| TASK DIRECTIONS |
Below is the data. Give it again, complete and exact.

| DATA LISTING |
● ● ● ● ● ● ●
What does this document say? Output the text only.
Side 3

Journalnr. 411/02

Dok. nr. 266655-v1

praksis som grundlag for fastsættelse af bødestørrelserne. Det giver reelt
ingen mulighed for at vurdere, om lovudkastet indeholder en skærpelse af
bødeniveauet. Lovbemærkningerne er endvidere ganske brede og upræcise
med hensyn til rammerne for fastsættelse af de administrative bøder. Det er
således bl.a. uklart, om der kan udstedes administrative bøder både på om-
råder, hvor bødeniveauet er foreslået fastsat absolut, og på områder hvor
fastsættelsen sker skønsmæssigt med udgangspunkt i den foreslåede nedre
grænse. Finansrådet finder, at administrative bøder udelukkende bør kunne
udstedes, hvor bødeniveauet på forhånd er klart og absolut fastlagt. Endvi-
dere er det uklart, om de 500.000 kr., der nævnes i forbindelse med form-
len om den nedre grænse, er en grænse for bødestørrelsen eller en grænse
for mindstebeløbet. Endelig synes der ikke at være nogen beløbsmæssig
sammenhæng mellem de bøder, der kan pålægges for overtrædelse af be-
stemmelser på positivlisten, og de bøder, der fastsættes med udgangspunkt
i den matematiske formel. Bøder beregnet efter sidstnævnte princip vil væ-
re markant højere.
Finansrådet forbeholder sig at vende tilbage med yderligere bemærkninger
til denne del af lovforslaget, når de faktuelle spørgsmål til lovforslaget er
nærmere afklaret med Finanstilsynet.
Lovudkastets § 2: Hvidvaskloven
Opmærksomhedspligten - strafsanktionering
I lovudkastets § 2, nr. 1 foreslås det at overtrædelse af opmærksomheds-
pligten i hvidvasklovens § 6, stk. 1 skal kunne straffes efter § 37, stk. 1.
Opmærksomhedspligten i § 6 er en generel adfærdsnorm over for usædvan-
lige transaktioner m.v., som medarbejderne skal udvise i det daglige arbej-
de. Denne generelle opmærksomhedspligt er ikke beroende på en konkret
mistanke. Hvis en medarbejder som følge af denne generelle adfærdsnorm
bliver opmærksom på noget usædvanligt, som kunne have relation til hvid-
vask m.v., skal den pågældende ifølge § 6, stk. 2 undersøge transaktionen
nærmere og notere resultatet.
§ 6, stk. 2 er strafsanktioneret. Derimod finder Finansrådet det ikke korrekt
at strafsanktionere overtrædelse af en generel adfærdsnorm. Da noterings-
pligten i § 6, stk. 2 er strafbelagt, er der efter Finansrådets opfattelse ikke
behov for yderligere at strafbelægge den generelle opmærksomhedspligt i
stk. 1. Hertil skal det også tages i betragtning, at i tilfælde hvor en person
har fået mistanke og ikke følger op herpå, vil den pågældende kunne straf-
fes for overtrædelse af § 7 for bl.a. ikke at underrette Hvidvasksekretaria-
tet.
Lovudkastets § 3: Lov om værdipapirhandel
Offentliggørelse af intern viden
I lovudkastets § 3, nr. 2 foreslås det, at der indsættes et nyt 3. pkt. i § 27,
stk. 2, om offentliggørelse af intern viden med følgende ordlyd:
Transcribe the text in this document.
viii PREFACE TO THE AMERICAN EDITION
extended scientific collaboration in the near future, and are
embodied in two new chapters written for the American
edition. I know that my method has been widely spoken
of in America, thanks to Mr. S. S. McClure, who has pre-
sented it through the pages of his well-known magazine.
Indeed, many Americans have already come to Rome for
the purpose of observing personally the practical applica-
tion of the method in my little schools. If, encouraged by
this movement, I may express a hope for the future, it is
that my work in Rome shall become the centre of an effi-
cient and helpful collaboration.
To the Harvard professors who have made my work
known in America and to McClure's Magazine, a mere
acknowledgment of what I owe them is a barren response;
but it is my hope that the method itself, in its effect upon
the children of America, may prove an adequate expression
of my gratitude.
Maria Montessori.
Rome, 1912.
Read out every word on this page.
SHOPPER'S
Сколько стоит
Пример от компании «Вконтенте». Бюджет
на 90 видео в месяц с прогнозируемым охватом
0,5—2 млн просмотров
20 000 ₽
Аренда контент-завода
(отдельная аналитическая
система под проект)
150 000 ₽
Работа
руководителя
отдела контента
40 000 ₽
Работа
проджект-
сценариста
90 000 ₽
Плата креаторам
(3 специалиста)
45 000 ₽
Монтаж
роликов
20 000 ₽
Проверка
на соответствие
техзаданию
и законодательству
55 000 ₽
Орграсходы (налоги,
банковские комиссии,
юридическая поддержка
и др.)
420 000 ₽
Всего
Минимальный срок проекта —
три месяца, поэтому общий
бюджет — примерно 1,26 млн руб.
● ● ● ● ● ● ●
| OUTPUT |
What does this document say? Output the text only.
Side 3

Journalnr. 411/02

Dok. nr. 266655-v1

praksis som grundlag for fastsættelse af bødestørrelserne. Det giver reelt
ingen mulighed for at vurdere, om lovudkastet indeholder en skærpelse af
bødeniveauet. Lovbemærkningerne er endvidere ganske brede og upræcise
med hensyn til rammerne for fastsættelse af de administrative bøder. Det er
således bl.a. uklart, om der kan udstedes administrative bøder både på om-
råder, hvor bødeniveauet er foreslået fastsat absolut, og på områder hvor
fastsættelsen sker skønsmæssigt med udgangspunkt i den foreslåede nedre
grænse. Finansrådet finder, at administrative bøder udelukkende bør kunne
udstedes, hvor bødeniveauet på forhånd er klart og absolut fastlagt. Endvi-
dere er det uklart, om de 500.000 kr., der nævnes i forbindelse med form-
len om den nedre grænse, er en grænse for bødestørrelsen eller en grænse
for mindstebeløbet. Endelig synes der ikke at være nogen beløbsmæssig
sammenhæng mellem de bøder, der kan pålægges for overtrædelse af be-
stemmelser på positivlisten, og de bøder, der fastsættes med udgangspunkt
i den matematiske formel. Bøder beregnet efter sidstnævnte princip vil væ-
re markant højere.
Finansrådet forbeholder sig at vende tilbage med yderligere bemærkninger
til denne del af lovforslaget, når de faktuelle spørgsmål til lovforslaget er
nærmere afklaret med Finanstilsynet.
Lovudkastets § 2: Hvidvaskloven
Opmærksomhedspligten - strafsanktionering
I lovudkastets § 2, nr. 1 foreslås det at overtrædelse af opmærksomheds-
pligten i hvidvasklovens § 6, stk. 1 skal kunne straffes efter § 37, stk. 1.
Opmærksomhedspligten i § 6 er en generel adfærdsnorm over for usædvan-
lige transaktioner m.v., som medarbejderne skal udvise i det daglige arbej-
de. Denne generelle opmærksomhedspligt er ikke beroende på en konkret
mistanke. Hvis en medarbejder som følge af denne generelle adfærdsnorm
bliver opmærksom på noget usædvanligt, som kunne have relation til hvid-
vask m.v., skal den pågældende ifølge § 6, stk. 2 undersøge transaktionen
nærmere og notere resultatet.
§ 6, stk. 2 er strafsanktioneret. Derimod finder Finansrådet det ikke korrekt
at strafsanktionere overtrædelse af en generel adfærdsnorm. Da noterings-
pligten i § 6, stk. 2 er strafbelagt, er der efter Finansrådets opfattelse ikke
behov for yderligere at strafbelægge den generelle opmærksomhedspligt i
stk. 1. Hertil skal det også tages i betragtning, at i tilfælde hvor en person
har fået mistanke og ikke følger op herpå, vil den pågældende kunne straf-
fes for overtrædelse af § 7 for bl.a. ikke at underrette Hvidvasksekretaria-
tet.
Lovudkastets § 3: Lov om værdipapirhandel
Offentliggørelse af intern viden
I lovudkastets § 3, nr. 2 foreslås det, at der indsættes et nyt 3. pkt. i § 27,
stk. 2, om offentliggørelse af intern viden med følgende ordlyd:
Transcribe the text in this document.
viii PREFACE TO THE AMERICAN EDITION
extended scientific collaboration in the near future, and are
embodied in two new chapters written for the American
edition. I know that my method has been widely spoken
of in America, thanks to Mr. S. S. McClure, who has pre-
sented it through the pages of his well-known magazine.
Indeed, many Americans have already come to Rome for
the purpose of observing personally the practical applica-
tion of the method in my little schools. If, encouraged by
this movement, I may express a hope for the future, it is
that my work in Rome shall become the centre of an effi-
cient and helpful collaboration.
To the Harvard professors who have made my work
known in America and to McClure's Magazine, a mere
acknowledgment of what I owe them is a barren response;
but it is my hope that the method itself, in its effect upon
the children of America, may prove an adequate expression
of my gratitude.
Maria Montessori.
Rome, 1912.
Read out every word on this page.
SHOPPER'S
Сколько стоит
Пример от компании «Вконтенте». Бюджет
на 90 видео в месяц с прогнозируемым охватом
0,5—2 млн просмотров
20 000 ₽
Аренда контент-завода
(отдельная аналитическая
система под проект)
150 000 ₽
Работа
руководителя
отдела контента
40 000 ₽
Работа
проджект-
сценариста
90 000 ₽
Плата креаторам
(3 специалиста)
45 000 ₽
Монтаж
роликов
20 000 ₽
Проверка
на соответствие
техзаданию
и законодательству
55 000 ₽
Орграсходы (налоги,
банковские комиссии,
юридическая поддержка
и др.)
420 000 ₽
Всего
Минимальный срок проекта —
три месяца, поэтому общий
бюджет — примерно 1,26 млн руб.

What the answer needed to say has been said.